== What needs to be done ==
Keep only those lines of the records that include the string "publicznego".

== Material shown ==
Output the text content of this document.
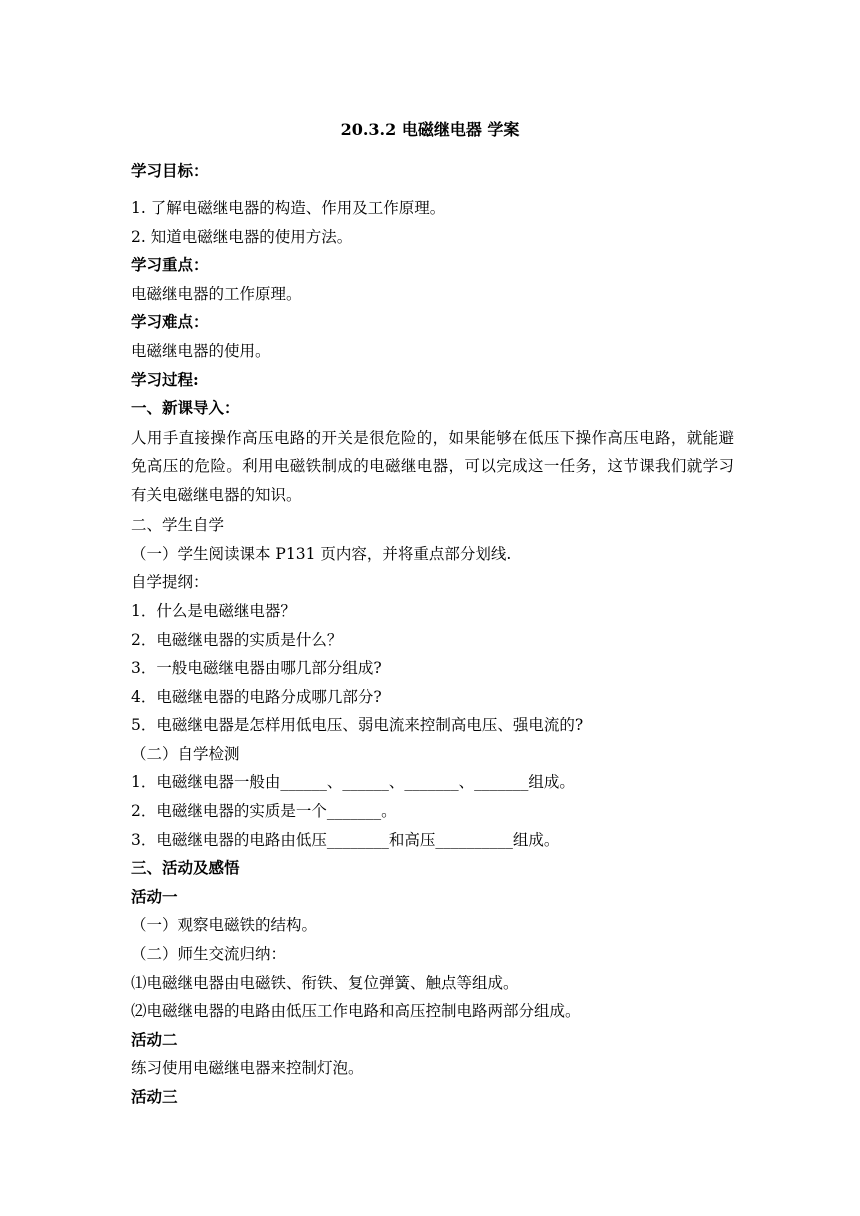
20.3.2 电磁继电器 学案
学习目标：
1. 了解电磁继电器的构造、作用及工作原理。
2. 知道电磁继电器的使用方法。
学习重点：
电磁继电器的工作原理。
学习难点：
电磁继电器的使用。
学习过程:
一、新课导入：
人用手直接操作高压电路的开关是很危险的，如果能够在低压下操作高压电路，就能避免高压的危险。利用电磁铁制成的电磁继电器，可以完成这一任务，这节课我们就学习有关电磁继电器的知识。
二、学生自学
（一）学生阅读课本 P131 页内容，并将重点部分划线.
自学提纲：
1．什么是电磁继电器？
2．电磁继电器的实质是什么？
3．一般电磁继电器由哪几部分组成?
4．电磁继电器的电路分成哪几部分?
5．电磁继电器是怎样用低电压、弱电流来控制高电压、强电流的?
（二）自学检测
1．电磁继电器一般由______、______、_______、_______组成。
2．电磁继电器的实质是一个_______。
3．电磁继电器的电路由低压________和高压__________组成。
三、活动及感悟
活动一
（一）观察电磁铁的结构。
（二）师生交流归纳：
⑴电磁继电器由电磁铁、衔铁、复位弹簧、触点等组成。
⑵电磁继电器的电路由低压工作电路和高压控制电路两部分组成。
活动二
练习使用电磁继电器来控制灯泡。
活动三
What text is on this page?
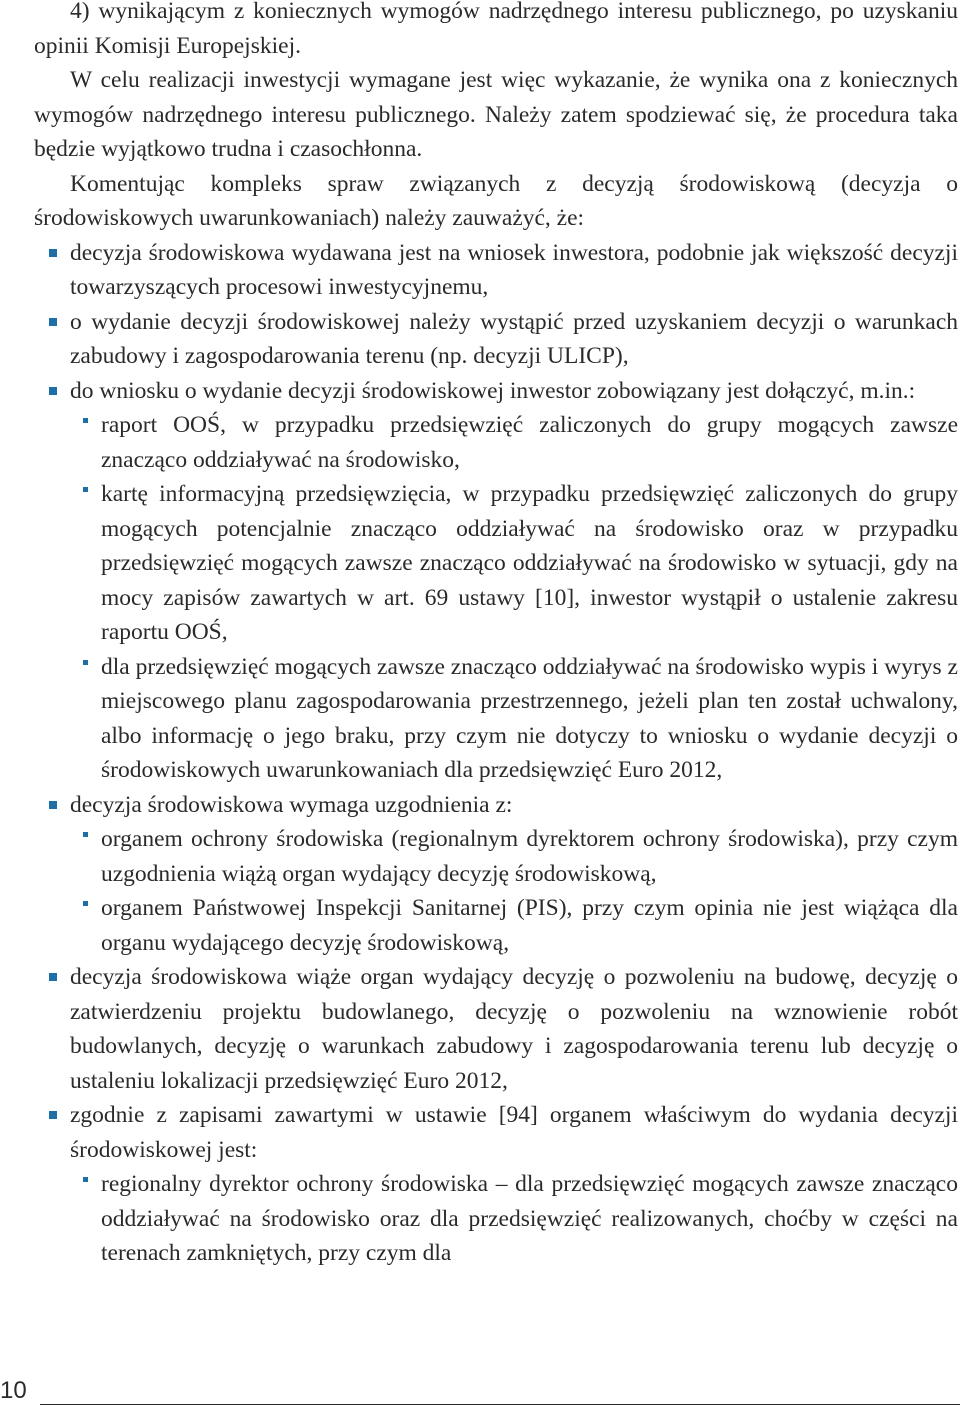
4) wynikającym z koniecznych wymogów nadrzędnego interesu publicznego, po uzyskaniu opinii Komisji Europejskiej.

W celu realizacji inwestycji wymagane jest więc wykazanie, że wynika ona z koniecznych wymogów nadrzędnego interesu publicznego. Należy zatem spodziewać się, że procedura taka będzie wyjątkowo trudna i czasochłonna.

Komentując kompleks spraw związanych z decyzją środowiskową (decyzja o środowiskowych uwarunkowaniach) należy zauważyć, że:

decyzja środowiskowa wydawana jest na wniosek inwestora, podobnie jak większość decyzji towarzyszących procesowi inwestycyjnemu,
o wydanie decyzji środowiskowej należy wystąpić przed uzyskaniem decyzji o warunkach zabudowy i zagospodarowania terenu (np. decyzji ULICP),
do wniosku o wydanie decyzji środowiskowej inwestor zobowiązany jest dołączyć, m.in.:
raport OOŚ, w przypadku przedsięwzięć zaliczonych do grupy mogących zawsze znacząco oddziaływać na środowisko,
kartę informacyjną przedsięwzięcia, w przypadku przedsięwzięć zaliczonych do grupy mogących potencjalnie znacząco oddziaływać na środowisko oraz w przypadku przedsięwzięć mogących zawsze znacząco oddziaływać na środowisko w sytuacji, gdy na mocy zapisów zawartych w art. 69 ustawy [10], inwestor wystąpił o ustalenie zakresu raportu OOŚ,
dla przedsięwzięć mogących zawsze znacząco oddziaływać na środowisko wypis i wyrys z miejscowego planu zagospodarowania przestrzennego, jeżeli plan ten został uchwalony, albo informację o jego braku, przy czym nie dotyczy to wniosku o wydanie decyzji o środowiskowych uwarunkowaniach dla przedsięwzięć Euro 2012,
decyzja środowiskowa wymaga uzgodnienia z:
organem ochrony środowiska (regionalnym dyrektorem ochrony środowiska), przy czym uzgodnienia wiążą organ wydający decyzję środowiskową,
organem Państwowej Inspekcji Sanitarnej (PIS), przy czym opinia nie jest wiążąca dla organu wydającego decyzję środowiskową,
decyzja środowiskowa wiąże organ wydający decyzję o pozwoleniu na budowę, decyzję o zatwierdzeniu projektu budowlanego, decyzję o pozwoleniu na wznowienie robót budowlanych, decyzję o warunkach zabudowy i zagospodarowania terenu lub decyzję o ustaleniu lokalizacji przedsięwzięć Euro 2012,
zgodnie z zapisami zawartymi w ustawie [94] organem właściwym do wydania decyzji środowiskowej jest:
regionalny dyrektor ochrony środowiska – dla przedsięwzięć mogących zawsze znacząco oddziaływać na środowisko oraz dla przedsięwzięć realizowanych, choćby w części na terenach zamkniętych, przy czym dla
10
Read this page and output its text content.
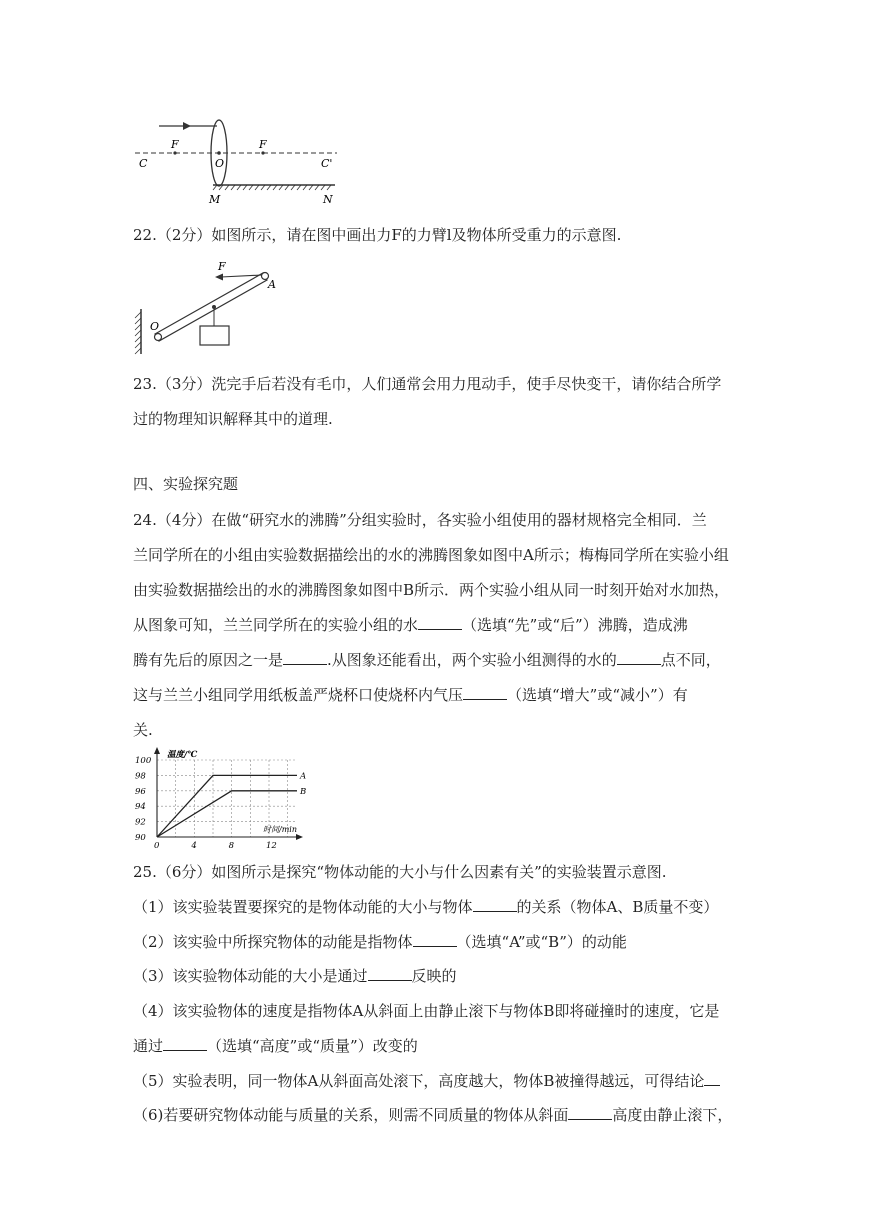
C
F
O
F
C'
M	N
22.（2分）如图所示，请在图中画出力F的力臂l及物体所受重力的示意图.
F
A
O
23.（3分）洗完手后若没有毛巾，人们通常会用力甩动手，使手尽快变干，请你结合所学
过的物理知识解释其中的道理.
四、实验探究题
24.（4分）在做“研究水的沸腾”分组实验时，各实验小组使用的器材规格完全相同．兰
兰同学所在的小组由实验数据描绘出的水的沸腾图象如图中A所示；梅梅同学所在实验小组
由实验数据描绘出的水的沸腾图象如图中B所示．两个实验小组从同一时刻开始对水加热，
从图象可知，兰兰同学所在的实验小组的水	（选填“先”或“后”）沸腾，造成沸
腾有先后的原因之一是	.从图象还能看出，两个实验小组测得的水的	点不同，
这与兰兰小组同学用纸板盖严烧杯口使烧杯内气压	（选填“增大”或“减小”）有
关.
温度/℃
时间/min
100
98
96
94
92
90
0	4	8	12
A
B
25.（6分）如图所示是探究“物体动能的大小与什么因素有关”的实验装置示意图.
（1）该实验装置要探究的是物体动能的大小与物体	的关系（物体A、B质量不变）
（2）该实验中所探究物体的动能是指物体	（选填“A”或“B”）的动能
（3）该实验物体动能的大小是通过	反映的
（4）该实验物体的速度是指物体A从斜面上由静止滚下与物体B即将碰撞时的速度，它是
通过	（选填“高度”或“质量”）改变的
（5）实验表明，同一物体A从斜面高处滚下，高度越大，物体B被撞得越远，可得结论
（6)若要研究物体动能与质量的关系，则需不同质量的物体从斜面	高度由静止滚下，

== The answer ==
4) wynikającym z koniecznych wymogów nadrzędnego interesu publicznego, po uzyskaniu opinii Komisji Europejskiej.
W celu realizacji inwestycji wymagane jest więc wykazanie, że wynika ona z koniecznych wymogów nadrzędnego interesu publicznego. Należy zatem spodziewać się, że procedura taka będzie wyjątkowo trudna i czasochłonna.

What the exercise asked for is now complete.